Problem: Rewrite all of the records with "bounding box" swapped for "enclosing rectangle" and everything else kept the same. Leave the pictures out.
..............................
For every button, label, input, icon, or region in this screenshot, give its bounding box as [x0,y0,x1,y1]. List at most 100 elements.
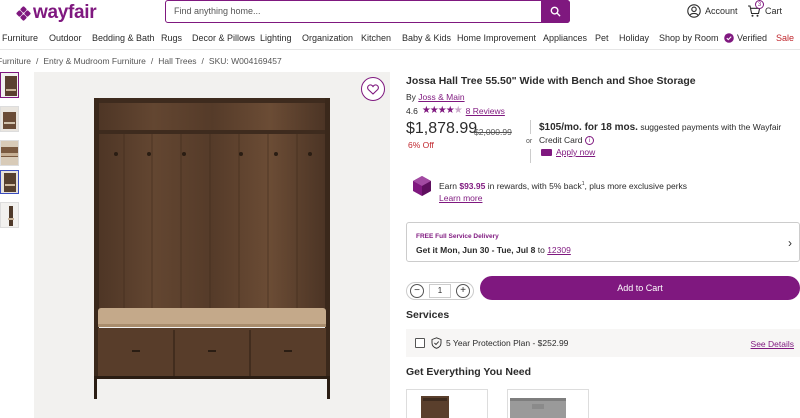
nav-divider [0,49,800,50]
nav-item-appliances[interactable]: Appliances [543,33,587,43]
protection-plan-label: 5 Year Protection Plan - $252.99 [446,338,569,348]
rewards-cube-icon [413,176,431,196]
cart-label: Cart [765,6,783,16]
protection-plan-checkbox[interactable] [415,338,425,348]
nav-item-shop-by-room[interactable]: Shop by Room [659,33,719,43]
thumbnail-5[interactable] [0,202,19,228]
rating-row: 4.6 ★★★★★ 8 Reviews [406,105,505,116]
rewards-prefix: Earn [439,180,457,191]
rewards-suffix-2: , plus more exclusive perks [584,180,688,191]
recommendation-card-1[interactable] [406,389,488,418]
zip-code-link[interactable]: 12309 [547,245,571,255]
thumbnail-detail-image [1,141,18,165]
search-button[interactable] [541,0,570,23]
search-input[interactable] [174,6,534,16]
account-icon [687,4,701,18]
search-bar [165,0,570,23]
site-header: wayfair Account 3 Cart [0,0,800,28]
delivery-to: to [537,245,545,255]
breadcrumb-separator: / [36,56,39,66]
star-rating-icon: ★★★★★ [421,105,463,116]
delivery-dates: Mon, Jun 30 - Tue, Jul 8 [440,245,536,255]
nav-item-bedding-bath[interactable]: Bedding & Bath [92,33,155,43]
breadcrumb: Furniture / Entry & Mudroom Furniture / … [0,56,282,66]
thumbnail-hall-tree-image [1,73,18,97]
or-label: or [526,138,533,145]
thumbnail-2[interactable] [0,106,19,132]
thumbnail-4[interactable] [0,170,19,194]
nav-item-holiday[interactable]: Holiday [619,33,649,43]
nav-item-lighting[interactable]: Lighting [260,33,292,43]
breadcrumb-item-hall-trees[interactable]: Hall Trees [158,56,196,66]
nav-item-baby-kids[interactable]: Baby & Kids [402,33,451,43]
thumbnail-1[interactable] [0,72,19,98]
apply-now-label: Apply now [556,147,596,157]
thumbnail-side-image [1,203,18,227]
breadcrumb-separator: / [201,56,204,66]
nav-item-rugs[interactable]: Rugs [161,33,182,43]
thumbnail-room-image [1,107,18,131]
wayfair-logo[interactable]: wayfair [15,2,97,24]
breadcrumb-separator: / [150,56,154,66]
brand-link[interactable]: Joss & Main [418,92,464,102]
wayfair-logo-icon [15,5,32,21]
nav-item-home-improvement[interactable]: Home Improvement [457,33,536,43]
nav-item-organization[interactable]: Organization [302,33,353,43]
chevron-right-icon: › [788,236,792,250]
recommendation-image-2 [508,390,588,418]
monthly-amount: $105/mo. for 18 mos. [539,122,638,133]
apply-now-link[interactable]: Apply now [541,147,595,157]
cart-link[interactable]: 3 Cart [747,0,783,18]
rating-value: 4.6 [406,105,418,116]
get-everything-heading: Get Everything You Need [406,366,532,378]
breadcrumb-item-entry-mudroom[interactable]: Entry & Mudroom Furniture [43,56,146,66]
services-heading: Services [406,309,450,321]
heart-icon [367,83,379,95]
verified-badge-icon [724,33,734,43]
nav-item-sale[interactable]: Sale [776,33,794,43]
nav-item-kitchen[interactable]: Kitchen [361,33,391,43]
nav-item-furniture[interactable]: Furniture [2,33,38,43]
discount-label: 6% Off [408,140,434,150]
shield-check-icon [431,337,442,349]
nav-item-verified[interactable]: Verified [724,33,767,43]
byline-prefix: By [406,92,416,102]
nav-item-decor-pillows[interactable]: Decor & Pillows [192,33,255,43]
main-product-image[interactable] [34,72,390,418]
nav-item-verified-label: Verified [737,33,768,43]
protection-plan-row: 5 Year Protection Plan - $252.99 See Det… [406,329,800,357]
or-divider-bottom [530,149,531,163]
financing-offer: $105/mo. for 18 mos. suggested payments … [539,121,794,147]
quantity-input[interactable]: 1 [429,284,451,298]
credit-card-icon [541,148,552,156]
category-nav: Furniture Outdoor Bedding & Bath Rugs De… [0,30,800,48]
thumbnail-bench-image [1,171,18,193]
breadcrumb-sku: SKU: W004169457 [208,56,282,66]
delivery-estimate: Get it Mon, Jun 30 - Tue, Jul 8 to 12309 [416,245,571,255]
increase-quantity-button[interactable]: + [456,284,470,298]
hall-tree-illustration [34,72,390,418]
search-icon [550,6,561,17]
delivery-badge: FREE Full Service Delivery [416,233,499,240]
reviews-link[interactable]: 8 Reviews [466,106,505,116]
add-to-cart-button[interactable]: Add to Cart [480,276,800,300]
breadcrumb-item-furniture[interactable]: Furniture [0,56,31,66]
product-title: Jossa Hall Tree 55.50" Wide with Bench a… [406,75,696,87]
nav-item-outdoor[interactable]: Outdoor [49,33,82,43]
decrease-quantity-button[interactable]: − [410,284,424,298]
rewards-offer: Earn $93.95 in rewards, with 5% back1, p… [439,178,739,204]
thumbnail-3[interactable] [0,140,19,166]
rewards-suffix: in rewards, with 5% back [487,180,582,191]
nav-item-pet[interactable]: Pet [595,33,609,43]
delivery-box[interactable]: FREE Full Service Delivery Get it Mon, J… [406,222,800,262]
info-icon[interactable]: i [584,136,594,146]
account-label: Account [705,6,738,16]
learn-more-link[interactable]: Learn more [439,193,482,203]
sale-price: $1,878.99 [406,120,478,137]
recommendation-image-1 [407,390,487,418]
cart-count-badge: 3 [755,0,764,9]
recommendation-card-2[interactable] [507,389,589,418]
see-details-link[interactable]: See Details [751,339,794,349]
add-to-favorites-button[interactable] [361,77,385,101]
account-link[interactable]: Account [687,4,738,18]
..............................
Result of this task:
For every button, label, input, icon, or region in this screenshot, give its enclosing rectangle as [x0,y0,x1,y1]. List at most 100 elements.
nav-divider [0,49,800,50]
nav-item-appliances[interactable]: Appliances [543,33,587,43]
protection-plan-label: 5 Year Protection Plan - $252.99 [446,338,569,348]
rewards-cube-icon [413,176,431,196]
cart-label: Cart [765,6,783,16]
protection-plan-checkbox[interactable] [415,338,425,348]
nav-item-shop-by-room[interactable]: Shop by Room [659,33,719,43]
thumbnail-5[interactable] [0,202,19,228]
rating-row: 4.6 ★★★★★ 8 Reviews [406,105,505,116]
rewards-prefix: Earn [439,180,457,191]
rewards-suffix-2: , plus more exclusive perks [584,180,688,191]
recommendation-card-1[interactable] [406,389,488,418]
zip-code-link[interactable]: 12309 [547,245,571,255]
thumbnail-detail-image [1,141,18,165]
search-button[interactable] [541,0,570,23]
search-input[interactable] [174,6,534,16]
account-icon [687,4,701,18]
search-bar [165,0,570,23]
site-header: wayfair Account 3 Cart [0,0,800,28]
delivery-to: to [537,245,545,255]
breadcrumb-separator: / [36,56,39,66]
star-rating-icon: ★★★★★ [421,105,463,116]
delivery-dates: Mon, Jun 30 - Tue, Jul 8 [440,245,536,255]
nav-item-bedding-bath[interactable]: Bedding & Bath [92,33,155,43]
breadcrumb: Furniture / Entry & Mudroom Furniture / … [0,56,282,66]
thumbnail-hall-tree-image [1,73,18,97]
or-label: or [526,138,533,145]
thumbnail-2[interactable] [0,106,19,132]
thumbnail-4[interactable] [0,170,19,194]
nav-item-holiday[interactable]: Holiday [619,33,649,43]
nav-item-lighting[interactable]: Lighting [260,33,292,43]
breadcrumb-item-hall-trees[interactable]: Hall Trees [158,56,196,66]
nav-item-baby-kids[interactable]: Baby & Kids [402,33,451,43]
thumbnail-1[interactable] [0,72,19,98]
apply-now-label: Apply now [556,147,596,157]
thumbnail-side-image [1,203,18,227]
breadcrumb-separator: / [201,56,204,66]
nav-item-rugs[interactable]: Rugs [161,33,182,43]
thumbnail-room-image [1,107,18,131]
wayfair-logo[interactable]: wayfair [15,2,97,24]
breadcrumb-separator: / [150,56,154,66]
brand-link[interactable]: Joss & Main [418,92,464,102]
wayfair-logo-icon [15,5,32,21]
nav-item-home-improvement[interactable]: Home Improvement [457,33,536,43]
nav-item-organization[interactable]: Organization [302,33,353,43]
chevron-right-icon: › [788,236,792,250]
recommendation-image-2 [508,390,588,418]
monthly-amount: $105/mo. for 18 mos. [539,122,638,133]
apply-now-link[interactable]: Apply now [541,147,595,157]
cart-link[interactable]: 3 Cart [747,0,783,18]
rating-value: 4.6 [406,105,418,116]
get-everything-heading: Get Everything You Need [406,366,532,378]
breadcrumb-item-entry-mudroom[interactable]: Entry & Mudroom Furniture [43,56,146,66]
services-heading: Services [406,309,450,321]
heart-icon [367,83,379,95]
verified-badge-icon [724,33,734,43]
nav-item-sale[interactable]: Sale [776,33,794,43]
nav-item-kitchen[interactable]: Kitchen [361,33,391,43]
nav-item-furniture[interactable]: Furniture [2,33,38,43]
discount-label: 6% Off [408,140,434,150]
shield-check-icon [431,337,442,349]
nav-item-verified[interactable]: Verified [724,33,767,43]
byline-prefix: By [406,92,416,102]
nav-item-decor-pillows[interactable]: Decor & Pillows [192,33,255,43]
main-product-image[interactable] [34,72,390,418]
nav-item-verified-label: Verified [737,33,768,43]
protection-plan-row: 5 Year Protection Plan - $252.99 See Det… [406,329,800,357]
or-divider-bottom [530,149,531,163]
financing-offer: $105/mo. for 18 mos. suggested payments … [539,121,794,147]
quantity-input[interactable]: 1 [429,284,451,298]
credit-card-icon [541,148,552,156]
category-nav: Furniture Outdoor Bedding & Bath Rugs De… [0,30,800,48]
thumbnail-bench-image [1,171,18,193]
breadcrumb-sku: SKU: W004169457 [208,56,282,66]
delivery-estimate: Get it Mon, Jun 30 - Tue, Jul 8 to 12309 [416,245,571,255]
increase-quantity-button[interactable]: + [456,284,470,298]
hall-tree-illustration [34,72,390,418]
search-icon [550,6,561,17]
delivery-badge: FREE Full Service Delivery [416,233,499,240]
reviews-link[interactable]: 8 Reviews [466,106,505,116]
add-to-cart-button[interactable]: Add to Cart [480,276,800,300]
breadcrumb-item-furniture[interactable]: Furniture [0,56,31,66]
product-title: Jossa Hall Tree 55.50" Wide with Bench a… [406,75,696,87]
nav-item-outdoor[interactable]: Outdoor [49,33,82,43]
decrease-quantity-button[interactable]: − [410,284,424,298]
rewards-offer: Earn $93.95 in rewards, with 5% back1, p… [439,178,739,204]
thumbnail-3[interactable] [0,140,19,166]
rewards-suffix: in rewards, with 5% back [487,180,582,191]
nav-item-pet[interactable]: Pet [595,33,609,43]
delivery-box[interactable]: FREE Full Service Delivery Get it Mon, J… [406,222,800,262]
info-icon[interactable]: i [584,136,594,146]
account-label: Account [705,6,738,16]
learn-more-link[interactable]: Learn more [439,193,482,203]
sale-price: $1,878.99 [406,120,478,137]
recommendation-image-1 [407,390,487,418]
cart-count-badge: 3 [755,0,764,9]
recommendation-card-2[interactable] [507,389,589,418]
see-details-link[interactable]: See Details [751,339,794,349]
add-to-favorites-button[interactable] [361,77,385,101]
account-link[interactable]: Account [687,4,738,18]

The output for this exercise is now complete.